┌────────
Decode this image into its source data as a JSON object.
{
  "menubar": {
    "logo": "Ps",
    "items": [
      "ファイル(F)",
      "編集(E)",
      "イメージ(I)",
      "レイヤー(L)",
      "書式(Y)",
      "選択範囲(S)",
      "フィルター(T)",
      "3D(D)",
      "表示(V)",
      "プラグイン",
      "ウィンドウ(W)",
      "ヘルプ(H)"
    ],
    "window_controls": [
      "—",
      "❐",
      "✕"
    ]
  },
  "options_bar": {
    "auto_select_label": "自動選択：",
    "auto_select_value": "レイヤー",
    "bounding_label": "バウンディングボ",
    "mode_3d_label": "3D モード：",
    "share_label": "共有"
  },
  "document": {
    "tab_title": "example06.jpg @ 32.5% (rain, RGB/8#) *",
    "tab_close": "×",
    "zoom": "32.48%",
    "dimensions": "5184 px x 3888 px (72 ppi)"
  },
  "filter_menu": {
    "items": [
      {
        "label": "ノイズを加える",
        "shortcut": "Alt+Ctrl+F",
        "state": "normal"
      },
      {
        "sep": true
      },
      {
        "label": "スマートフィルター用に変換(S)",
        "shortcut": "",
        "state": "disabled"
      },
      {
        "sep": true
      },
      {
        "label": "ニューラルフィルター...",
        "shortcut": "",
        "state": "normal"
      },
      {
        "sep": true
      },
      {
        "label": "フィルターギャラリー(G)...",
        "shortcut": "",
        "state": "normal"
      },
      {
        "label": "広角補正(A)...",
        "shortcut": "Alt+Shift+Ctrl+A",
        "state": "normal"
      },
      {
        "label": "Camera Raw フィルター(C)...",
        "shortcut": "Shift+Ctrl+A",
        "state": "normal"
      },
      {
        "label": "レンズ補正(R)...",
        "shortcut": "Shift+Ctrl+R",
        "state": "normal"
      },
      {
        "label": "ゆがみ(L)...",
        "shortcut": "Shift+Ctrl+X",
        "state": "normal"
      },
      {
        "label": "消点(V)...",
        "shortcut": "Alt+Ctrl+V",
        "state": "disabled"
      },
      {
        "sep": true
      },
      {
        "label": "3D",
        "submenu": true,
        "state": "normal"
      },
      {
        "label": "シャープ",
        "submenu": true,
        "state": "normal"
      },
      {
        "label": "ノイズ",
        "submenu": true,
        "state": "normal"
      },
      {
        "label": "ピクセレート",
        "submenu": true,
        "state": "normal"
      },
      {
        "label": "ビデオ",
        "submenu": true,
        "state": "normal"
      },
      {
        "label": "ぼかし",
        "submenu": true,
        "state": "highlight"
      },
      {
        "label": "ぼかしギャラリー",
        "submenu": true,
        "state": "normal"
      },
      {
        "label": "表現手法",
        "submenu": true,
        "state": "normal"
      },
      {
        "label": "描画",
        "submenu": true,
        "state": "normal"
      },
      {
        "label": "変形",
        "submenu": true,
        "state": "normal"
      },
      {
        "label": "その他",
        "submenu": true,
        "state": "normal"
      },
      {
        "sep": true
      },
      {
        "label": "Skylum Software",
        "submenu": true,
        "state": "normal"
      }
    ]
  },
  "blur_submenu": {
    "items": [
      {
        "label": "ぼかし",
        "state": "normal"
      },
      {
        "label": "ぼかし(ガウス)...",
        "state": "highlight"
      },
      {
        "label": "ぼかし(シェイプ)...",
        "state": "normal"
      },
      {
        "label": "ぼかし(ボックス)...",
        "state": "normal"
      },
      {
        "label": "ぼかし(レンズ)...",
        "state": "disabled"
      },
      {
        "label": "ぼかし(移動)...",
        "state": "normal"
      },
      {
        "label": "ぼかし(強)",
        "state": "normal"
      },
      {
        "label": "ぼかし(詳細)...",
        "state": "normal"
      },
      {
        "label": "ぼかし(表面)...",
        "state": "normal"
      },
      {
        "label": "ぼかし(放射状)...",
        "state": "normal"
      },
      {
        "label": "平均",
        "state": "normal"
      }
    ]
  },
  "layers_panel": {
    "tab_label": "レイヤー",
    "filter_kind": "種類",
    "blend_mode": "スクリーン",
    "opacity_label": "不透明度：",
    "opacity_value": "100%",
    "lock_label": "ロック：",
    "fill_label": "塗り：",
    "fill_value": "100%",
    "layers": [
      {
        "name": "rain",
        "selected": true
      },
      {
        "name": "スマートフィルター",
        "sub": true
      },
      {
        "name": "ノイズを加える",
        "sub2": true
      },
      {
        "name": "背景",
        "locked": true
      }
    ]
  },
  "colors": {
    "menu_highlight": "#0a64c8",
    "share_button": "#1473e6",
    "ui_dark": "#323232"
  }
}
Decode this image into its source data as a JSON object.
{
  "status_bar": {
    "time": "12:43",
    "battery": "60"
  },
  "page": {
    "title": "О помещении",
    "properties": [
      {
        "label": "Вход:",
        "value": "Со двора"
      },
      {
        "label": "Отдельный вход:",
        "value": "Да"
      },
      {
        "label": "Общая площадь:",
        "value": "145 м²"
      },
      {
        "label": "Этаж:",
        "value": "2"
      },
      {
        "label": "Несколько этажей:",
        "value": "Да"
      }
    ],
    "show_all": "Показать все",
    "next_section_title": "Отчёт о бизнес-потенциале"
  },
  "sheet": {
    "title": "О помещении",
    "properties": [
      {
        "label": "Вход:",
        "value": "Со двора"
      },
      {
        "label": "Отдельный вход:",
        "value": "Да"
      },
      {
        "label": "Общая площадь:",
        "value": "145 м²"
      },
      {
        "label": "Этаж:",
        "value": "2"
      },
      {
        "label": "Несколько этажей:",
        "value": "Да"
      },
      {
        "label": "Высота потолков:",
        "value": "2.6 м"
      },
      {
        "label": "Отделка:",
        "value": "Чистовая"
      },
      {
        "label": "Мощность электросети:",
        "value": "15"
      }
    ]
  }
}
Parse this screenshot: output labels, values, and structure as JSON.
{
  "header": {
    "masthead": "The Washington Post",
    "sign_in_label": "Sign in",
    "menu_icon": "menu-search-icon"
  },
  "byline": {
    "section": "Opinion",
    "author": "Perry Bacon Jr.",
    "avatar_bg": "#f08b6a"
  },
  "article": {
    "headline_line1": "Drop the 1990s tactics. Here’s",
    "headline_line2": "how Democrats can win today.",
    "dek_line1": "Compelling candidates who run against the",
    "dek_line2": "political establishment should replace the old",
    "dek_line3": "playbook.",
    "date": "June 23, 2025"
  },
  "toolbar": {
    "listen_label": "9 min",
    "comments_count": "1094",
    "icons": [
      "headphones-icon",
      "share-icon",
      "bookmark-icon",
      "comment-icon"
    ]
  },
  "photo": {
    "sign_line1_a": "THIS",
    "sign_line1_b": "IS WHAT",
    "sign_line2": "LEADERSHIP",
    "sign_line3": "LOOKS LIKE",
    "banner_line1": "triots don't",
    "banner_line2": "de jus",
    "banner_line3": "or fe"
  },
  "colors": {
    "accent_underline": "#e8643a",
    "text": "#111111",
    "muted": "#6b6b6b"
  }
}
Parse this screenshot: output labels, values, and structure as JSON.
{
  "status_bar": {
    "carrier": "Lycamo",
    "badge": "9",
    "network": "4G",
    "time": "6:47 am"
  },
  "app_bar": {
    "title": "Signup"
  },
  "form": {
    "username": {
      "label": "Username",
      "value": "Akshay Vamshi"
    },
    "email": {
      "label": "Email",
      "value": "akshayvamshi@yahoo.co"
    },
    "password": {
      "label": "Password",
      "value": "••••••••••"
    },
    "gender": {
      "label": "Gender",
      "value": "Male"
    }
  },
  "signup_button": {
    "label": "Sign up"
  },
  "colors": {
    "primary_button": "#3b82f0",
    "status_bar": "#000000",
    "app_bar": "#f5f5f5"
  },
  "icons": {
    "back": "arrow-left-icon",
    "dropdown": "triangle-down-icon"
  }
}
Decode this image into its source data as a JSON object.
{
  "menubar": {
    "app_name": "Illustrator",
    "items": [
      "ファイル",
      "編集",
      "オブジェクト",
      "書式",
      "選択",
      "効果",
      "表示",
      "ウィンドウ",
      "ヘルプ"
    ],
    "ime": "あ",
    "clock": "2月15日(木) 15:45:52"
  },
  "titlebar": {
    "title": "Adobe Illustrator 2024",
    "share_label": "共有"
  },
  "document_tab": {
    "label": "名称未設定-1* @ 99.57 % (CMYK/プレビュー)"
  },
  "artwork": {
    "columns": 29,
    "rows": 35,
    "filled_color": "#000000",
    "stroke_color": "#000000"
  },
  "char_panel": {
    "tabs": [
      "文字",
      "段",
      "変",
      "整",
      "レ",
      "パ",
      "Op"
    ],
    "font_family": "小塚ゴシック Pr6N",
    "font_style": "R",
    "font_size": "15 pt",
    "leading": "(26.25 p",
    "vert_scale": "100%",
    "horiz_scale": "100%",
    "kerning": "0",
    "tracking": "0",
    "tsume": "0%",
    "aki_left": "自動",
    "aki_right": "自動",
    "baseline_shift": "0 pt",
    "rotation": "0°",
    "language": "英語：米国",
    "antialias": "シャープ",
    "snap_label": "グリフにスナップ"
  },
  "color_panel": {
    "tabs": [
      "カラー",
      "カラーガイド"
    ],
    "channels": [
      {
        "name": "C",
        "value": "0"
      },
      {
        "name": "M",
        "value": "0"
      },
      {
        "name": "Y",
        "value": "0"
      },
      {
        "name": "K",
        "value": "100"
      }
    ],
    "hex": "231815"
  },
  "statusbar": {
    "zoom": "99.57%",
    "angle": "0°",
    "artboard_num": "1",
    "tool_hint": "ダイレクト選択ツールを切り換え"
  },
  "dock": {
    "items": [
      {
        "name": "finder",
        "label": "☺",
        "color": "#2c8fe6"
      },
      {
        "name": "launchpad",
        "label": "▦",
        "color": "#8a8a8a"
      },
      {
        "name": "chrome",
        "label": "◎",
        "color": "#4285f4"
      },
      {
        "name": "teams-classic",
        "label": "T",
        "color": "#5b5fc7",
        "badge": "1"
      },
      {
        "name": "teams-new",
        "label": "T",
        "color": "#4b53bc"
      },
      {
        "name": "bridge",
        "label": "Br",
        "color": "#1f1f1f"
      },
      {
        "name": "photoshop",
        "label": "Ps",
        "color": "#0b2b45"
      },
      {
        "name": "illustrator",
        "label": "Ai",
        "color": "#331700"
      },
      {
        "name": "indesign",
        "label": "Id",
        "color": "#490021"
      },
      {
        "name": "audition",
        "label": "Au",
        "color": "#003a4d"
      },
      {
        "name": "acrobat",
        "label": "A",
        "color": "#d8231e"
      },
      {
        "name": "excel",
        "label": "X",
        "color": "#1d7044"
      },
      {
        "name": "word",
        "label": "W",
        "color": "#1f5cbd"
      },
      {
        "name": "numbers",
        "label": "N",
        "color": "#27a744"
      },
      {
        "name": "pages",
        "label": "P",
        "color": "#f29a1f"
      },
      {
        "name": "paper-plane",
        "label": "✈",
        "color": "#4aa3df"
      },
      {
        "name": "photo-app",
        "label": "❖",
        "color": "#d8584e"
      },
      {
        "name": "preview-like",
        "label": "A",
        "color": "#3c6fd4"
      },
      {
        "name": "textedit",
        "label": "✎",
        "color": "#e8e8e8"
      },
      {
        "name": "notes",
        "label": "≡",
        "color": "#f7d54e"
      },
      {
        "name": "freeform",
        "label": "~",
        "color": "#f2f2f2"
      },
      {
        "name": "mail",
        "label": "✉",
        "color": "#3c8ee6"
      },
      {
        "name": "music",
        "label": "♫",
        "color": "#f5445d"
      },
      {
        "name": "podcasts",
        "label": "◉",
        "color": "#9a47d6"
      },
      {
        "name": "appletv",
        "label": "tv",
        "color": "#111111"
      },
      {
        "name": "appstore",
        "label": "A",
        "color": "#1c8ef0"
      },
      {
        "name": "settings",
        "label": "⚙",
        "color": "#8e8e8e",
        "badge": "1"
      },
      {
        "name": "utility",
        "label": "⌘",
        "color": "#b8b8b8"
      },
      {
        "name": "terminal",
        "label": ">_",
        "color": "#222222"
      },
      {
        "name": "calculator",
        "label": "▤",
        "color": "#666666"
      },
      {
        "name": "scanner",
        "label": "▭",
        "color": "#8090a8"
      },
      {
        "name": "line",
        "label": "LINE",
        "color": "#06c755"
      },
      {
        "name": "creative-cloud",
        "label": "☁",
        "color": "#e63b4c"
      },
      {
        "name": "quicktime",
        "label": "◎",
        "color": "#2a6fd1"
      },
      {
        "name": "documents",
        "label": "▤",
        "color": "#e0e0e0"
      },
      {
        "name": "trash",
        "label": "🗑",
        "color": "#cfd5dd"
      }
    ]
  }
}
└────────
**TASK REQUIREMENTS**
Within the listing above, copy each line that has the string "レイヤー".

**OUTPUT**
      "レイヤー(L)",
    "auto_select_value": "レイヤー",
    "tab_label": "レイヤー",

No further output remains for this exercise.